#### Task prompt
Find every line below that contains the word "通过开展主题教育" and copy it out.

....................

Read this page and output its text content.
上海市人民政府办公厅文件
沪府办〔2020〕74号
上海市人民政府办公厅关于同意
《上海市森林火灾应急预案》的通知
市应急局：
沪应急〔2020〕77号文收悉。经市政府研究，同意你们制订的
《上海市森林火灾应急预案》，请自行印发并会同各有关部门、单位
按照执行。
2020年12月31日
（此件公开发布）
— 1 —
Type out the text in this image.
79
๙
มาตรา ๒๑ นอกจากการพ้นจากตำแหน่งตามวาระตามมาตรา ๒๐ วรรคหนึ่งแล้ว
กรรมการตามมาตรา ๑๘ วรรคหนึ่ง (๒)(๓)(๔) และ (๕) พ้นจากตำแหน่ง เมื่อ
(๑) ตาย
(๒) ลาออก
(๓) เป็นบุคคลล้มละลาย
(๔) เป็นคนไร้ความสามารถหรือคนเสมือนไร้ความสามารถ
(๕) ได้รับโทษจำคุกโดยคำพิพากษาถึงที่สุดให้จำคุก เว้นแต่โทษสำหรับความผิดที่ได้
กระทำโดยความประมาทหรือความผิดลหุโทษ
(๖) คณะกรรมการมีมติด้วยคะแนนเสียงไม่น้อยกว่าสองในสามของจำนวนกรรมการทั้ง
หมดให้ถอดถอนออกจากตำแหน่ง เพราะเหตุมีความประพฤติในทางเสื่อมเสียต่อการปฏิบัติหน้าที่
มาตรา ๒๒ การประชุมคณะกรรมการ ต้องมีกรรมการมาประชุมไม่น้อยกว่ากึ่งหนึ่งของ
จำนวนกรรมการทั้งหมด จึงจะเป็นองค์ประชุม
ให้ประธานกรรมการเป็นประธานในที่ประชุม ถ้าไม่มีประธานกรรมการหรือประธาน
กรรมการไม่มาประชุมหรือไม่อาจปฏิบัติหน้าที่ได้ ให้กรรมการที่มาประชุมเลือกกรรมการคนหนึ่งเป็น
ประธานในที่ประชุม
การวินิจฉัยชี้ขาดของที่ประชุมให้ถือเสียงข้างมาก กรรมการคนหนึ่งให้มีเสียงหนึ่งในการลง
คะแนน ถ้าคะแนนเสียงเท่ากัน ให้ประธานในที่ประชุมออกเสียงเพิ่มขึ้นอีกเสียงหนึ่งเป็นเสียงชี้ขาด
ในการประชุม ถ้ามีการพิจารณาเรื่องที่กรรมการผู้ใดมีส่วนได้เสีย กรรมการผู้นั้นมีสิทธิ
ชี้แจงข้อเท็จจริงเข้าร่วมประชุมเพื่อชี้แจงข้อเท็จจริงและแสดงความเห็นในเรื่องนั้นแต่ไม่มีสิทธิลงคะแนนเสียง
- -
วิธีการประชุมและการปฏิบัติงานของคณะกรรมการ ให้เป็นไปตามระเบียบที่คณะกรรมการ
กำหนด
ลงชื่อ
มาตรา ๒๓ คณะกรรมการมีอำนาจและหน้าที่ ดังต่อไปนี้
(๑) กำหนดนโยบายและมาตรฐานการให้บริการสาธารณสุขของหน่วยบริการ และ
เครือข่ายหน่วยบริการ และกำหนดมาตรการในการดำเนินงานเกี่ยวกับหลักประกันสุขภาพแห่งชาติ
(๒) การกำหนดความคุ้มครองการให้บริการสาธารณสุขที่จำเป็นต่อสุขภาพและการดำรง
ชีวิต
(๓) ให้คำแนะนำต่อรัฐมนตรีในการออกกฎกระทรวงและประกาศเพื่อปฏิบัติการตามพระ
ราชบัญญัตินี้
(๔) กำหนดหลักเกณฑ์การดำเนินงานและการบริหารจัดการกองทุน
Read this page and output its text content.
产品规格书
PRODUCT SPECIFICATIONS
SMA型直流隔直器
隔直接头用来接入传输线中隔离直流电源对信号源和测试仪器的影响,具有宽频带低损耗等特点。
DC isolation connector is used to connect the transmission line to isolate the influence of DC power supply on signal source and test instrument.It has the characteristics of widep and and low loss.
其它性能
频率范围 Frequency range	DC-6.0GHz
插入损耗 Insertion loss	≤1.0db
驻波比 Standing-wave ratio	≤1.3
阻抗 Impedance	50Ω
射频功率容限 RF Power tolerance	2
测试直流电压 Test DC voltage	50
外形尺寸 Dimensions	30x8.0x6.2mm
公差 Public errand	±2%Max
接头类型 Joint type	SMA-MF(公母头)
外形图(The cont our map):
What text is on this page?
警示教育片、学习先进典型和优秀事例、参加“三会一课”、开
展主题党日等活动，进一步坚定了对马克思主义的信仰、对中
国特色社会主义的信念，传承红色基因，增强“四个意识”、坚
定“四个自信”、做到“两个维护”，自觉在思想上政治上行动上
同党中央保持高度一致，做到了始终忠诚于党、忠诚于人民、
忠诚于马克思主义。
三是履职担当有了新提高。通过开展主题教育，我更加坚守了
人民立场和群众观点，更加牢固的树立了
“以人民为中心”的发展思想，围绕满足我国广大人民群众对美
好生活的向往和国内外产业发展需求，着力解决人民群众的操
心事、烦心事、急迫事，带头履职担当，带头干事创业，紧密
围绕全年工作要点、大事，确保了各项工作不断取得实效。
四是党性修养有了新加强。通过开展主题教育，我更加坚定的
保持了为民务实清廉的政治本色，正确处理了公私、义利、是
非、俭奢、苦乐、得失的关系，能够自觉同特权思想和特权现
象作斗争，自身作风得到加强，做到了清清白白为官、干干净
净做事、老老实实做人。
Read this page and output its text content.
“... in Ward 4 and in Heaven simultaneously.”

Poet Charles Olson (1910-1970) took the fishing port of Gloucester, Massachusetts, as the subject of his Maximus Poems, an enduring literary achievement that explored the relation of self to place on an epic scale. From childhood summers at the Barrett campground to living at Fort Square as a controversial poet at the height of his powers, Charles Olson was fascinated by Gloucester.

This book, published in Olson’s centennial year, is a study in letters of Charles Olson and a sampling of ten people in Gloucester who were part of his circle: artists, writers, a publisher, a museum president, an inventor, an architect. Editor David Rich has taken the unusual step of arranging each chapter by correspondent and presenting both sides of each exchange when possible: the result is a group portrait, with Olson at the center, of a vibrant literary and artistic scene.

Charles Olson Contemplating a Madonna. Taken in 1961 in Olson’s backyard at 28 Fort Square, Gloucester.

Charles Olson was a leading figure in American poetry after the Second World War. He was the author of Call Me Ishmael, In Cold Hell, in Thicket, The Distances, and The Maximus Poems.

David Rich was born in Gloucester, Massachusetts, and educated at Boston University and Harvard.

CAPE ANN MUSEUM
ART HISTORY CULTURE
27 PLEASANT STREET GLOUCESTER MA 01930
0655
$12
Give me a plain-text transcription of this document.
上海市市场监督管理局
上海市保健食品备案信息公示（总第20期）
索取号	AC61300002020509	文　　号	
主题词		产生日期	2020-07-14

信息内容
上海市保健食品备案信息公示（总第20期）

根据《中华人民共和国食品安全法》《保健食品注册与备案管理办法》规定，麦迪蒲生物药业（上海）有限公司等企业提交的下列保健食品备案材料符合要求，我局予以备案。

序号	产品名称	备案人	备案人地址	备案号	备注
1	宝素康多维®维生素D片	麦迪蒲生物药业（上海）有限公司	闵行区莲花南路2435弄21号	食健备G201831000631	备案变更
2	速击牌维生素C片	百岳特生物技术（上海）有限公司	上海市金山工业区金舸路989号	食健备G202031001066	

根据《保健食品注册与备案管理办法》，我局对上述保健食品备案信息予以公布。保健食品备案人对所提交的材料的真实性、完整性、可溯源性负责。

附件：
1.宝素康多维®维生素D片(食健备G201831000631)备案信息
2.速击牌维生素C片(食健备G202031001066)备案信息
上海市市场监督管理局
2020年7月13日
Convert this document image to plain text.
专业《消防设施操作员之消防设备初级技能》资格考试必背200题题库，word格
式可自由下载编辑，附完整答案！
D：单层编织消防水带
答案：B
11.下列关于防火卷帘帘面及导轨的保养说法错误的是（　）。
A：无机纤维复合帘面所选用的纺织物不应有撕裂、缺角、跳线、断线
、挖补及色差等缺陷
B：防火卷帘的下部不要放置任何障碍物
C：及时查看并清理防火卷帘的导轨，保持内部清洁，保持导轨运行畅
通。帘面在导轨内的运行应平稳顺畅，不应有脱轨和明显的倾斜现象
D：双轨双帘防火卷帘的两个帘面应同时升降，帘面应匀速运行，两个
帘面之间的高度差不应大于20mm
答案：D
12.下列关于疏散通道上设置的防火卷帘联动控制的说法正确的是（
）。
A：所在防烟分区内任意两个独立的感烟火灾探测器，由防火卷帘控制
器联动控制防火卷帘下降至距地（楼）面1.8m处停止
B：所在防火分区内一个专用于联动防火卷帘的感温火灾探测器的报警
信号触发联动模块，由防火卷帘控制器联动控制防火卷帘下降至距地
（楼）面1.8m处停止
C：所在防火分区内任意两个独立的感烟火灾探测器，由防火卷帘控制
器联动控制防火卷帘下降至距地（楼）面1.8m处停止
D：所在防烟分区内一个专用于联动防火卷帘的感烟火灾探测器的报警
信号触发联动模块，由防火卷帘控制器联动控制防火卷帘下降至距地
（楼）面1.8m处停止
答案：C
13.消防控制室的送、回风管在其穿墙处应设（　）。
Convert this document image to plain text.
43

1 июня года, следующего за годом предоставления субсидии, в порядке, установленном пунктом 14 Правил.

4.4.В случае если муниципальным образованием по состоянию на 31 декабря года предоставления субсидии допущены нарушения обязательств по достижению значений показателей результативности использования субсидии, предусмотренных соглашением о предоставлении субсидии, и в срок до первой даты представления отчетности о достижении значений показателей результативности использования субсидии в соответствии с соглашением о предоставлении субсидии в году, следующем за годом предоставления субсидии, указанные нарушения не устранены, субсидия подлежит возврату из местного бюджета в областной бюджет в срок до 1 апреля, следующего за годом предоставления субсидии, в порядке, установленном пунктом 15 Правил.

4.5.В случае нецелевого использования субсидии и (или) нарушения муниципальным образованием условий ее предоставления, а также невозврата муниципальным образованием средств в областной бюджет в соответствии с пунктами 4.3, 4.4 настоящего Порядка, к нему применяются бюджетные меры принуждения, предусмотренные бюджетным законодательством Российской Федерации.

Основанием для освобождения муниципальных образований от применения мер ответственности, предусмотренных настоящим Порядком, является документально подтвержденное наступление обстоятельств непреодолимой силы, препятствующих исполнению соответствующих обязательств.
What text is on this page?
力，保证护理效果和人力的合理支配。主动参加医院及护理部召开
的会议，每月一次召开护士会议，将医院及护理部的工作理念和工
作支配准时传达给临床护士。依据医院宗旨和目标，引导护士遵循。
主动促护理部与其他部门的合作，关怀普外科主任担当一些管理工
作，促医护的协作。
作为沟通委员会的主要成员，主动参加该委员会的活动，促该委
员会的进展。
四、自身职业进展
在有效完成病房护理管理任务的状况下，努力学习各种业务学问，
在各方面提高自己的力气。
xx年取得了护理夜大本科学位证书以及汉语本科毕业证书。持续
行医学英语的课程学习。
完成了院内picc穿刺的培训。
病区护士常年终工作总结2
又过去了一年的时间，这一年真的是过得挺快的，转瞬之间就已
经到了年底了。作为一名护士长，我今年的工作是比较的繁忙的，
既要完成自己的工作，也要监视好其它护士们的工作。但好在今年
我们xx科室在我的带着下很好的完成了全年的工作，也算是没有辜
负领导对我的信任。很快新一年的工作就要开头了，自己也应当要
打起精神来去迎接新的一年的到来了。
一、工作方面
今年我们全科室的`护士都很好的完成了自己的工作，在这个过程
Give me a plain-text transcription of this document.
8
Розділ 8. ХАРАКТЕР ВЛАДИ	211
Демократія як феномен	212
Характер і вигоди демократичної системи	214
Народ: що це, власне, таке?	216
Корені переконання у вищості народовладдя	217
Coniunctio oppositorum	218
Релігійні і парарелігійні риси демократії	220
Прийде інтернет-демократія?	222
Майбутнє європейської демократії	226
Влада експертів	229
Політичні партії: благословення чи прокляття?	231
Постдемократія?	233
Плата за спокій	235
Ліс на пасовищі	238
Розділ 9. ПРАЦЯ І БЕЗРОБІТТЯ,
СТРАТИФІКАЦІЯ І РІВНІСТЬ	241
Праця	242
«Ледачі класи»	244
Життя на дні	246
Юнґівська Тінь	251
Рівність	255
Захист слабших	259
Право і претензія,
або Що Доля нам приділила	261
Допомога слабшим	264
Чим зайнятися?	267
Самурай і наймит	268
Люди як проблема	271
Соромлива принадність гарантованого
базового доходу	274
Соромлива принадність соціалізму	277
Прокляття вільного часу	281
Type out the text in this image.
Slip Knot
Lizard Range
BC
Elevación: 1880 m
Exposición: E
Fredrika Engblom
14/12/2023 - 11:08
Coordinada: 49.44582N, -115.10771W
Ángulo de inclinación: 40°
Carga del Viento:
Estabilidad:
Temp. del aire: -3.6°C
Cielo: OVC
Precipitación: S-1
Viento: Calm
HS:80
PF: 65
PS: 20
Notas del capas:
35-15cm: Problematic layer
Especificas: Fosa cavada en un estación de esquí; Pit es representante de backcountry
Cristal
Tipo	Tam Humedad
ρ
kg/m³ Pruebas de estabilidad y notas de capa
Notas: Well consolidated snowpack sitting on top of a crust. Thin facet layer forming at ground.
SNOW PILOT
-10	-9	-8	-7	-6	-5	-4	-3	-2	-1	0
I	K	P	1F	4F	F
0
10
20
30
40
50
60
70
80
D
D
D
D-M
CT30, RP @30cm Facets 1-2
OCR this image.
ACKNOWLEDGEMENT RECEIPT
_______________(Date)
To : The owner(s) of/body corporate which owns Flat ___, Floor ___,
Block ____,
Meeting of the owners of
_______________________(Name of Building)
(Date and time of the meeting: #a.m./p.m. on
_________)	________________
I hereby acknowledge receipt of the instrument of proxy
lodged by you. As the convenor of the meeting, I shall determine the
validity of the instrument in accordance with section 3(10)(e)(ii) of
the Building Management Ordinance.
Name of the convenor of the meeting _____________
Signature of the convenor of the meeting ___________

....................

#### Final result
三是履职担当有了新提高。通过开展主题教育，我更加坚守了
四是党性修养有了新加强。通过开展主题教育，我更加坚定的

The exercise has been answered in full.